- _WHAT THIS TASK INVOLVES_
Determine the number of lines in the data that include the word "content", and write only that number.

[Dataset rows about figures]
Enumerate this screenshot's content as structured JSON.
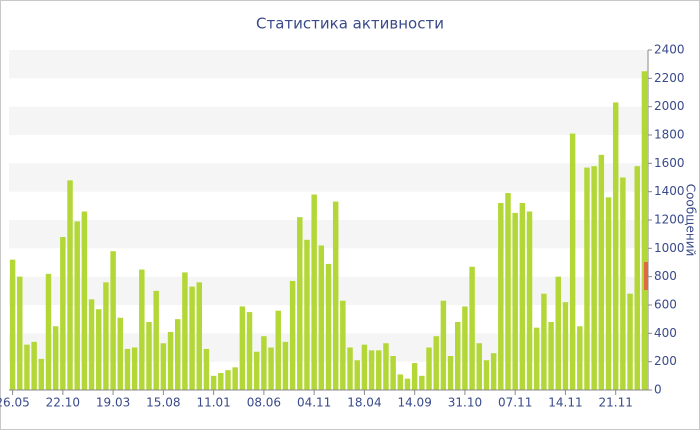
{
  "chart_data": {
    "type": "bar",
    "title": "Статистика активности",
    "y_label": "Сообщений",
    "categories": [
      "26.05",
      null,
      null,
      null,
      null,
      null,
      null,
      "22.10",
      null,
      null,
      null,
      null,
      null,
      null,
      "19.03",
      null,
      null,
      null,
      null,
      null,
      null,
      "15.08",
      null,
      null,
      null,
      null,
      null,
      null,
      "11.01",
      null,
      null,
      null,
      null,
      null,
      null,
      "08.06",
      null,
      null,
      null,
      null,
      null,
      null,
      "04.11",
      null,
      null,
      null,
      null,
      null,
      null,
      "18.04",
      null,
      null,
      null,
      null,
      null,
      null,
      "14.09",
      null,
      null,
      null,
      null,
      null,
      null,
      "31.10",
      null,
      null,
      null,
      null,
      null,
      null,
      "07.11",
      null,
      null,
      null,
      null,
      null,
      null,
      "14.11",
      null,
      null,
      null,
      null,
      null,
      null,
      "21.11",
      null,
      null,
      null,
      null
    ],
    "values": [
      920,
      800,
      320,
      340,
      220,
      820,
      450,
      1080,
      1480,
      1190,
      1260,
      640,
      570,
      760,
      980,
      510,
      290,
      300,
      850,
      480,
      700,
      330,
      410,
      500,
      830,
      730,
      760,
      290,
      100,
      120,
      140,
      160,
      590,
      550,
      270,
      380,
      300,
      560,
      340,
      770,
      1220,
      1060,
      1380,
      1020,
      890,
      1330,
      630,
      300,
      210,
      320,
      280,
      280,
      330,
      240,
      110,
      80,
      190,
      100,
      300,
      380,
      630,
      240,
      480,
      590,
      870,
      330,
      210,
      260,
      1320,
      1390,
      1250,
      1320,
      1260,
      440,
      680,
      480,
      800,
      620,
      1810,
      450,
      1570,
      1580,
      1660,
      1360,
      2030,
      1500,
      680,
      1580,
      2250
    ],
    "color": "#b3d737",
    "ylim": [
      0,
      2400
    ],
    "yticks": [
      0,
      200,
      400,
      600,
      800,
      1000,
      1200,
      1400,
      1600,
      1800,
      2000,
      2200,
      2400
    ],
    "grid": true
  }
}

--

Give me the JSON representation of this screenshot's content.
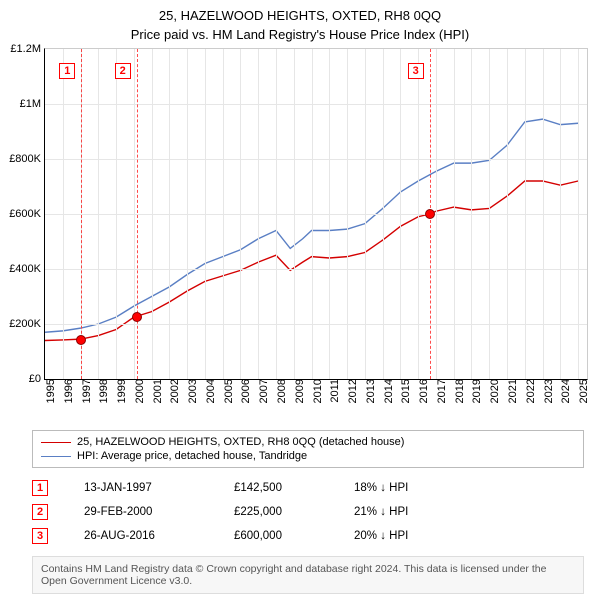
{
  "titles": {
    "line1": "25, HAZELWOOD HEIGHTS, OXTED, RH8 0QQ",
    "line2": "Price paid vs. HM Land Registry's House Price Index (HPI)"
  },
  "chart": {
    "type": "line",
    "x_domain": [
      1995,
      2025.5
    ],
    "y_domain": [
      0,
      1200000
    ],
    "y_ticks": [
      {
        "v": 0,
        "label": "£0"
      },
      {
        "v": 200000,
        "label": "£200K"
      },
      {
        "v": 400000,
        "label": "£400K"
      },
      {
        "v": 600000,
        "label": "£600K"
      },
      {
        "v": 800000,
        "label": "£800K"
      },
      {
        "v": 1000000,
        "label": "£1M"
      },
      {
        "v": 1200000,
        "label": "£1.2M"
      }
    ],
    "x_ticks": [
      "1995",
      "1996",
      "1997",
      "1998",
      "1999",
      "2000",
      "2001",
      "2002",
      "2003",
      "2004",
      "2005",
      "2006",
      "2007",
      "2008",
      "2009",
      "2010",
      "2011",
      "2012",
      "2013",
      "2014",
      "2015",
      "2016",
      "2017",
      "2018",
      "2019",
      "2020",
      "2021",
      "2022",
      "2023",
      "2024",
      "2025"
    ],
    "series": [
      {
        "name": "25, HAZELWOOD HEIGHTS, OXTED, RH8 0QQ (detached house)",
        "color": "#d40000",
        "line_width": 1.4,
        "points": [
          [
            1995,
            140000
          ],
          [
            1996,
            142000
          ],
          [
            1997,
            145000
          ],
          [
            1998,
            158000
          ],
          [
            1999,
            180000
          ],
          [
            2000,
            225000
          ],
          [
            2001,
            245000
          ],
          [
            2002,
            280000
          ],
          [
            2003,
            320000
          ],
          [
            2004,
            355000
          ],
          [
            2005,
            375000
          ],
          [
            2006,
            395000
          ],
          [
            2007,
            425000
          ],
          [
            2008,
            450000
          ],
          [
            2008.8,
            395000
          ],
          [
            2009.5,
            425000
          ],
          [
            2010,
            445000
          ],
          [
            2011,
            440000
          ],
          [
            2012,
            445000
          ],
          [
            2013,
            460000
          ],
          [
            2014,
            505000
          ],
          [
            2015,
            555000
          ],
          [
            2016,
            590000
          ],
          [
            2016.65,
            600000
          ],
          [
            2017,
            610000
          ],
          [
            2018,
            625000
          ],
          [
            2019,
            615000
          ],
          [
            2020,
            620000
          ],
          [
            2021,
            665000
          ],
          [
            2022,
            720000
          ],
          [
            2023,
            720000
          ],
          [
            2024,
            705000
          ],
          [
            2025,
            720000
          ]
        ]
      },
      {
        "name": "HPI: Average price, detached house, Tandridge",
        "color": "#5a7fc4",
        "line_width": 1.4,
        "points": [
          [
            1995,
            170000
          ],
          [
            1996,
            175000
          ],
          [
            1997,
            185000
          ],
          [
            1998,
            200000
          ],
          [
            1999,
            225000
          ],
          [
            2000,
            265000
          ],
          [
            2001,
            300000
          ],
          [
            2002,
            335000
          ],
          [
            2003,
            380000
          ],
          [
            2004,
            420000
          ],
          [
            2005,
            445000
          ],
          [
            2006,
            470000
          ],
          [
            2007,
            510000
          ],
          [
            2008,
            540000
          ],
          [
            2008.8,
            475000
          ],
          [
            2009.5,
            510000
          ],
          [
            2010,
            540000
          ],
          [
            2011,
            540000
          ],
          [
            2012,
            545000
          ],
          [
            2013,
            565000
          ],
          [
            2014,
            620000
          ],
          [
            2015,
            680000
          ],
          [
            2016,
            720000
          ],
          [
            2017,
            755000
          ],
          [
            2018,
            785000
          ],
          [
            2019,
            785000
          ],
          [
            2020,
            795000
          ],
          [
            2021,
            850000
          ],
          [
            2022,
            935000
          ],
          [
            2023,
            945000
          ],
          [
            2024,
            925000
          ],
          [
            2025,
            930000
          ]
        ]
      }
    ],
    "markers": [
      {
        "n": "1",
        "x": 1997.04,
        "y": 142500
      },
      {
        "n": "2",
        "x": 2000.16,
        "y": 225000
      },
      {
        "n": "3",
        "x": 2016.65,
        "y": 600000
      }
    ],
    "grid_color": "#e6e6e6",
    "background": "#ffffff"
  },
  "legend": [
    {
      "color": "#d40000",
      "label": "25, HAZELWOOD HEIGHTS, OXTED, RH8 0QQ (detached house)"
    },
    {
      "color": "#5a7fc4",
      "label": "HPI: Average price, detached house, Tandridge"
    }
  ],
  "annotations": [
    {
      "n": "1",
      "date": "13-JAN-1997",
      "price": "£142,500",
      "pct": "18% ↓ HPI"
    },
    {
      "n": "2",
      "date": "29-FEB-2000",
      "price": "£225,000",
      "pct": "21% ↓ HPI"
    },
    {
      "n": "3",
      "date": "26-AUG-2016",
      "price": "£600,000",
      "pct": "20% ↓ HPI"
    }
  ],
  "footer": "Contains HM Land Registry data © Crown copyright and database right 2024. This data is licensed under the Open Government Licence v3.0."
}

- _THE ANSWER_
2